Stated exercise — Copy every line from the data below in which the string "следующей" can be found.

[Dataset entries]
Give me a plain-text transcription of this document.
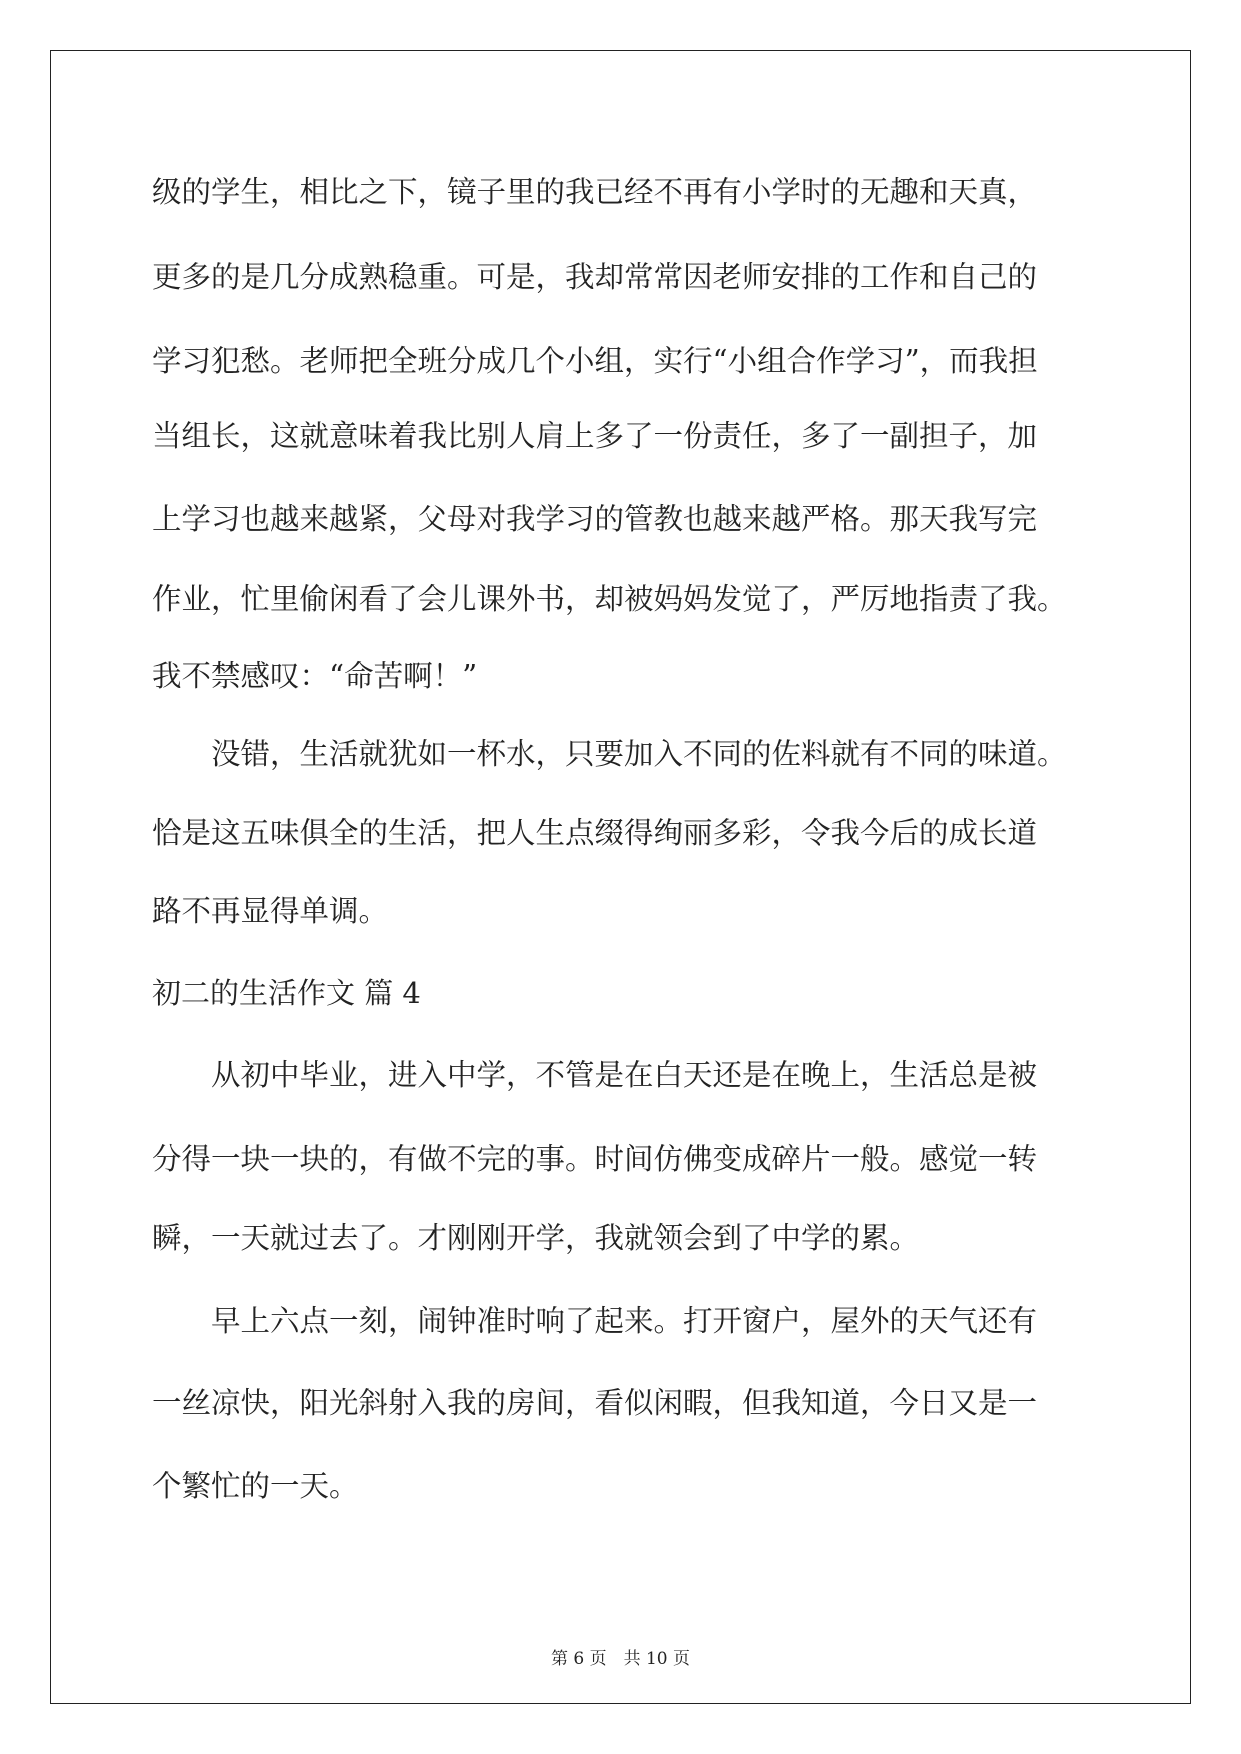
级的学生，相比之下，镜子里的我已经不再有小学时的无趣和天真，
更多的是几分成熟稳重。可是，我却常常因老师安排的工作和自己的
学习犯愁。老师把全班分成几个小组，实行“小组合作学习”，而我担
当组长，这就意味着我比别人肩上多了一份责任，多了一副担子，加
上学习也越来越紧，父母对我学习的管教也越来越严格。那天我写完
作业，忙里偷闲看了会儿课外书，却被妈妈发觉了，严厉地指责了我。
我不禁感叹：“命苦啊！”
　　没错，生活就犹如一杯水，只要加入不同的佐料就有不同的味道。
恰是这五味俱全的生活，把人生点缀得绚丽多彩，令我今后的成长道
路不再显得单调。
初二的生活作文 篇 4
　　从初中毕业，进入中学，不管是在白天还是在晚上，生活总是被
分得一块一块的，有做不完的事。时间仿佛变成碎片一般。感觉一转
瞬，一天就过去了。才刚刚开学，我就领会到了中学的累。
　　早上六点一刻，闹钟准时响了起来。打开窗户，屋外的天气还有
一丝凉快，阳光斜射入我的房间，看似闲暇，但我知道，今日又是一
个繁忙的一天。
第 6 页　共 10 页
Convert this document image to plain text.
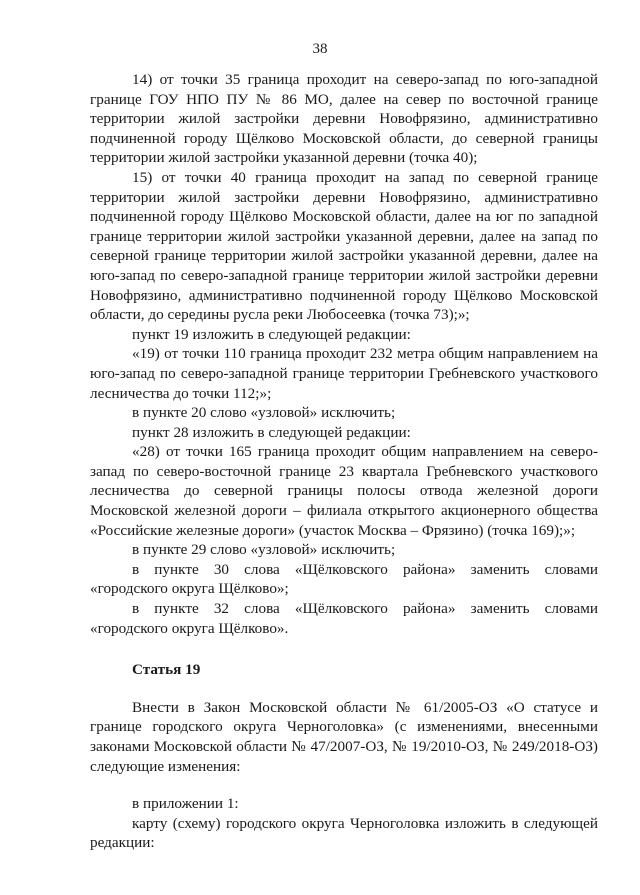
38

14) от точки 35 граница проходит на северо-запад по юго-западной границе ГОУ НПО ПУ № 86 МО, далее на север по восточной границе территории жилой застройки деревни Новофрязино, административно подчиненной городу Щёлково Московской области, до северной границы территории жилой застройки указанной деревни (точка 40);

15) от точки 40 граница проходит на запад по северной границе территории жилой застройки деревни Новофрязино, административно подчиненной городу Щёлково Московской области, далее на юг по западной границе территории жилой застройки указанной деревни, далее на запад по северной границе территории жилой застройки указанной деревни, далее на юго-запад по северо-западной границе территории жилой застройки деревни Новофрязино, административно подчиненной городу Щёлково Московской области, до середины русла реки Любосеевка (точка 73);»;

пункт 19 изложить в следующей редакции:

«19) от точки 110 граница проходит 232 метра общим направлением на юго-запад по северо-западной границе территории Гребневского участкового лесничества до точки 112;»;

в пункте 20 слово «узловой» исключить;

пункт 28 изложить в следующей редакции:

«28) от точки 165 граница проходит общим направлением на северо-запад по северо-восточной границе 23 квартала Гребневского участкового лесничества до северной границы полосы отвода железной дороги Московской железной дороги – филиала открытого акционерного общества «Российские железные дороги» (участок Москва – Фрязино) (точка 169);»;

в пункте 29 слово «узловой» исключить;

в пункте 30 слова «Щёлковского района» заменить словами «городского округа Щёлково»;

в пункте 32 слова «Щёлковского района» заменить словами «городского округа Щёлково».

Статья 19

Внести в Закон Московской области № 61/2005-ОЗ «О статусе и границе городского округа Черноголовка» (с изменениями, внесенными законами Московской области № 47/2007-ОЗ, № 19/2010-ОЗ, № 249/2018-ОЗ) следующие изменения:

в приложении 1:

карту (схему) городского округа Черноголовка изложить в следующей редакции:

* * *

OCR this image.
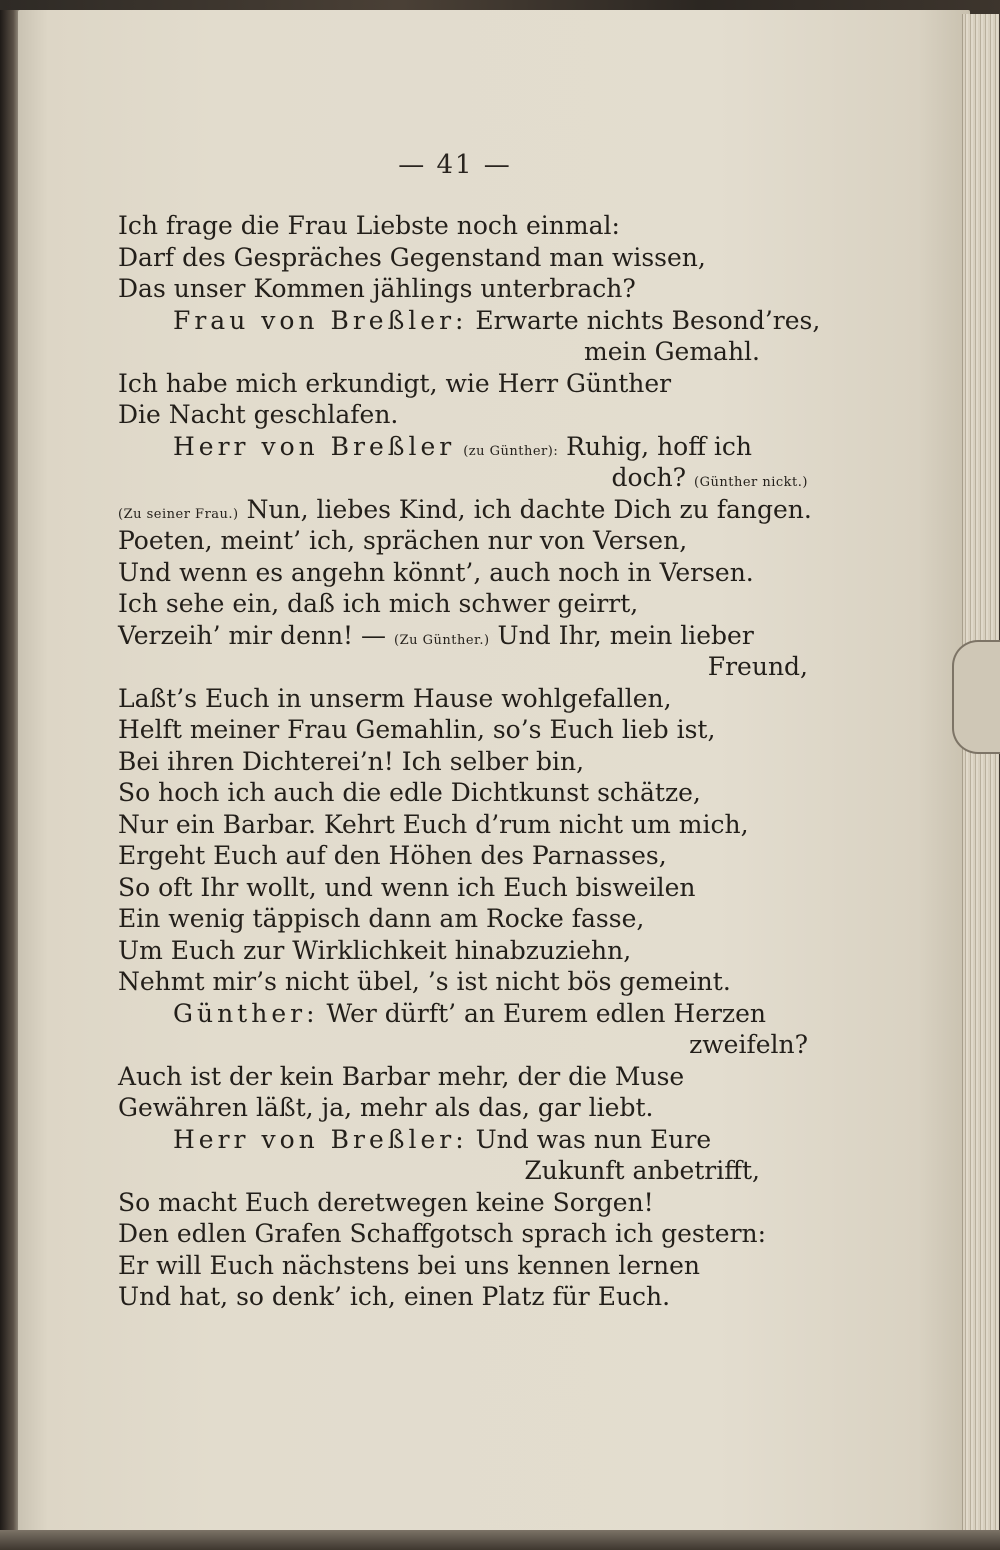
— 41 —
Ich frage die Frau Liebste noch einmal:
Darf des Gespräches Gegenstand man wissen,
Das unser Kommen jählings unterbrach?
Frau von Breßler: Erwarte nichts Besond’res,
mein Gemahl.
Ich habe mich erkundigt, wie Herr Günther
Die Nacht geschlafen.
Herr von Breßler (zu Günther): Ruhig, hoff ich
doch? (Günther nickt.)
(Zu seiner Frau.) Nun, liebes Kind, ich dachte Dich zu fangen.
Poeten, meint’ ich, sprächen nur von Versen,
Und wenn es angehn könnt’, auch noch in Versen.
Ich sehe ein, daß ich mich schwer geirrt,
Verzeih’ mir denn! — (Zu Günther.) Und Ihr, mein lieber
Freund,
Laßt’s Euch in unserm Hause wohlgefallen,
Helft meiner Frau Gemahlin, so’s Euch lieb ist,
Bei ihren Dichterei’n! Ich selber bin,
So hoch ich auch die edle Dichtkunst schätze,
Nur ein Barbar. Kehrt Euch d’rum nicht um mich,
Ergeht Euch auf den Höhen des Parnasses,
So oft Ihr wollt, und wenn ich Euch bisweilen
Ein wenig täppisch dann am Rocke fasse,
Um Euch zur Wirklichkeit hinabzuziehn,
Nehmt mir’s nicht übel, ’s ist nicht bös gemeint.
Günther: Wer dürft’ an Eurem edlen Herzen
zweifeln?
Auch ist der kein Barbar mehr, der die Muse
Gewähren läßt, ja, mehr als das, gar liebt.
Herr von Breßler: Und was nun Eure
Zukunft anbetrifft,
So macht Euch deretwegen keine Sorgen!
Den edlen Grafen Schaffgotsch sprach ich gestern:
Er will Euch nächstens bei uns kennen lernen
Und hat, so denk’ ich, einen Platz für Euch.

Result for this task —
пункт 19 изложить в следующей редакции:
пункт 28 изложить в следующей редакции:
карту (схему) городского округа Черноголовка изложить в следующей редакции:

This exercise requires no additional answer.